╔══

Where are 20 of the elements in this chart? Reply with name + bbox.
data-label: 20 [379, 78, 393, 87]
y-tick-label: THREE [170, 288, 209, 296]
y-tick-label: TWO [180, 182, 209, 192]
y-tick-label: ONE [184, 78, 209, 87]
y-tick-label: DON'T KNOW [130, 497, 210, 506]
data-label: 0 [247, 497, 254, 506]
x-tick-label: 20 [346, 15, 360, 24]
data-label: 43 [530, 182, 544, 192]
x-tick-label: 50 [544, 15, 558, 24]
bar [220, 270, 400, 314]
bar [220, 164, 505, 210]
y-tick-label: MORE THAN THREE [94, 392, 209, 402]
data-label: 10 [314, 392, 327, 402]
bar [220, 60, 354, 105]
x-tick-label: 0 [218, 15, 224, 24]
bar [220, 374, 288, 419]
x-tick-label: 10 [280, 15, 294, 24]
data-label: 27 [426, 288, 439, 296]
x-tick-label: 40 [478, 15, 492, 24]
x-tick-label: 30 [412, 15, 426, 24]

╚══
╔══

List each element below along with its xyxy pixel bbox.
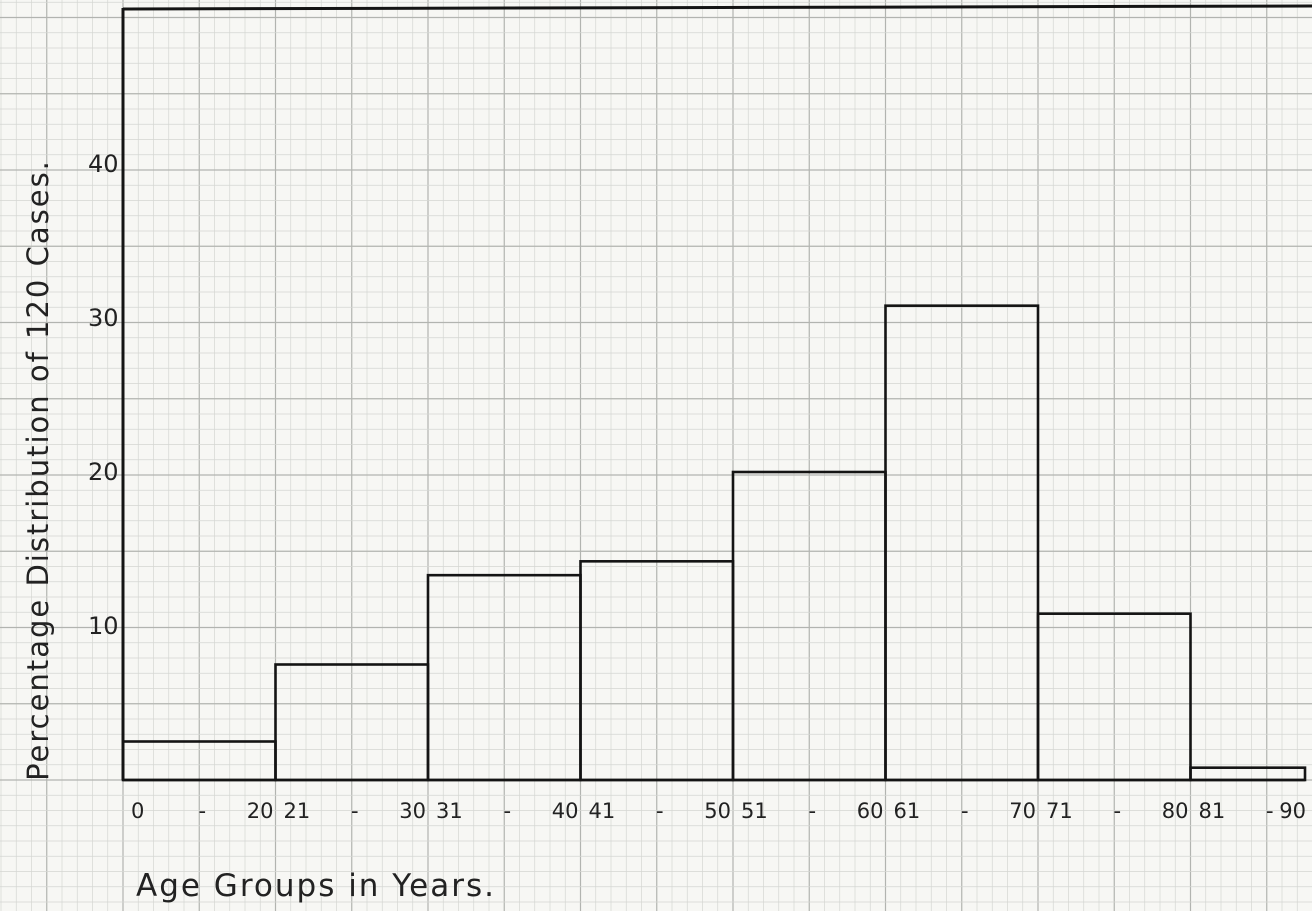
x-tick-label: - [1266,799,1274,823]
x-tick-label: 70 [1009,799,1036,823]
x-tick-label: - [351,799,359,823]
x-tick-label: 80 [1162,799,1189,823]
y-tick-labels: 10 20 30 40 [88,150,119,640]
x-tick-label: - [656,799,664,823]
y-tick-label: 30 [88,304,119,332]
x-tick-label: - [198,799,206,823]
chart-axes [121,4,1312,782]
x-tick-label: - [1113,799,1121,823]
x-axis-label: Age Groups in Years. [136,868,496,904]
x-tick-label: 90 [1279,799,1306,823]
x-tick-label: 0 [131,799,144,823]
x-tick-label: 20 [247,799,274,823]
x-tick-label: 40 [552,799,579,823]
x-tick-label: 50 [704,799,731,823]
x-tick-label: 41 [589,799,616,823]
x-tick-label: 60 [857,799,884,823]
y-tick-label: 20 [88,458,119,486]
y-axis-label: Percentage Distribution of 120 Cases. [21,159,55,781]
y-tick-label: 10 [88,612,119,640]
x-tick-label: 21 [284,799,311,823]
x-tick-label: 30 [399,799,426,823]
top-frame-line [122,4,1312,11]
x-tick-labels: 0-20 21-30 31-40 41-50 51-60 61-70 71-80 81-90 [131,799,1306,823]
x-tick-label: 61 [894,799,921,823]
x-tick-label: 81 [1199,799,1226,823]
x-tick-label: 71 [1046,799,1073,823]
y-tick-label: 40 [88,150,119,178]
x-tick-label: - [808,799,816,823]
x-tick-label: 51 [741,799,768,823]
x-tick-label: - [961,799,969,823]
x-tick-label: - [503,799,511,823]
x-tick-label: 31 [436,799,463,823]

╚══

* Given request: Convert the lines starting at the one containing "Where are 20" and ending at the one containing "x-tick-label: 30 [412, 15, 426, 24]" into a Markdown table with the columns Row and Line. Number each row and skip any blank lines.

* Response:
| Row | Line |
|---|---|
| 1 | Where are 20 of the elements in this chart? Reply with name + bbox. |
| 2 | data-label: 20 [379, 78, 393, 87] |
| 3 | y-tick-label: THREE [170, 288, 209, 296] |
| 4 | y-tick-label: TWO [180, 182, 209, 192] |
| 5 | y-tick-label: ONE [184, 78, 209, 87] |
| 6 | y-tick-label: DON'T KNOW [130, 497, 210, 506] |
| 7 | data-label: 0 [247, 497, 254, 506] |
| 8 | x-tick-label: 20 [346, 15, 360, 24] |
| 9 | data-label: 43 [530, 182, 544, 192] |
| 10 | x-tick-label: 50 [544, 15, 558, 24] |
| 11 | bar [220, 270, 400, 314] |
| 12 | bar [220, 164, 505, 210] |
| 13 | y-tick-label: MORE THAN THREE [94, 392, 209, 402] |
| 14 | data-label: 10 [314, 392, 327, 402] |
| 15 | bar [220, 60, 354, 105] |
| 16 | x-tick-label: 0 [218, 15, 224, 24] |
| 17 | bar [220, 374, 288, 419] |
| 18 | x-tick-label: 10 [280, 15, 294, 24] |
| 19 | data-label: 27 [426, 288, 439, 296] |
| 20 | x-tick-label: 40 [478, 15, 492, 24] |
| 21 | x-tick-label: 30 [412, 15, 426, 24] |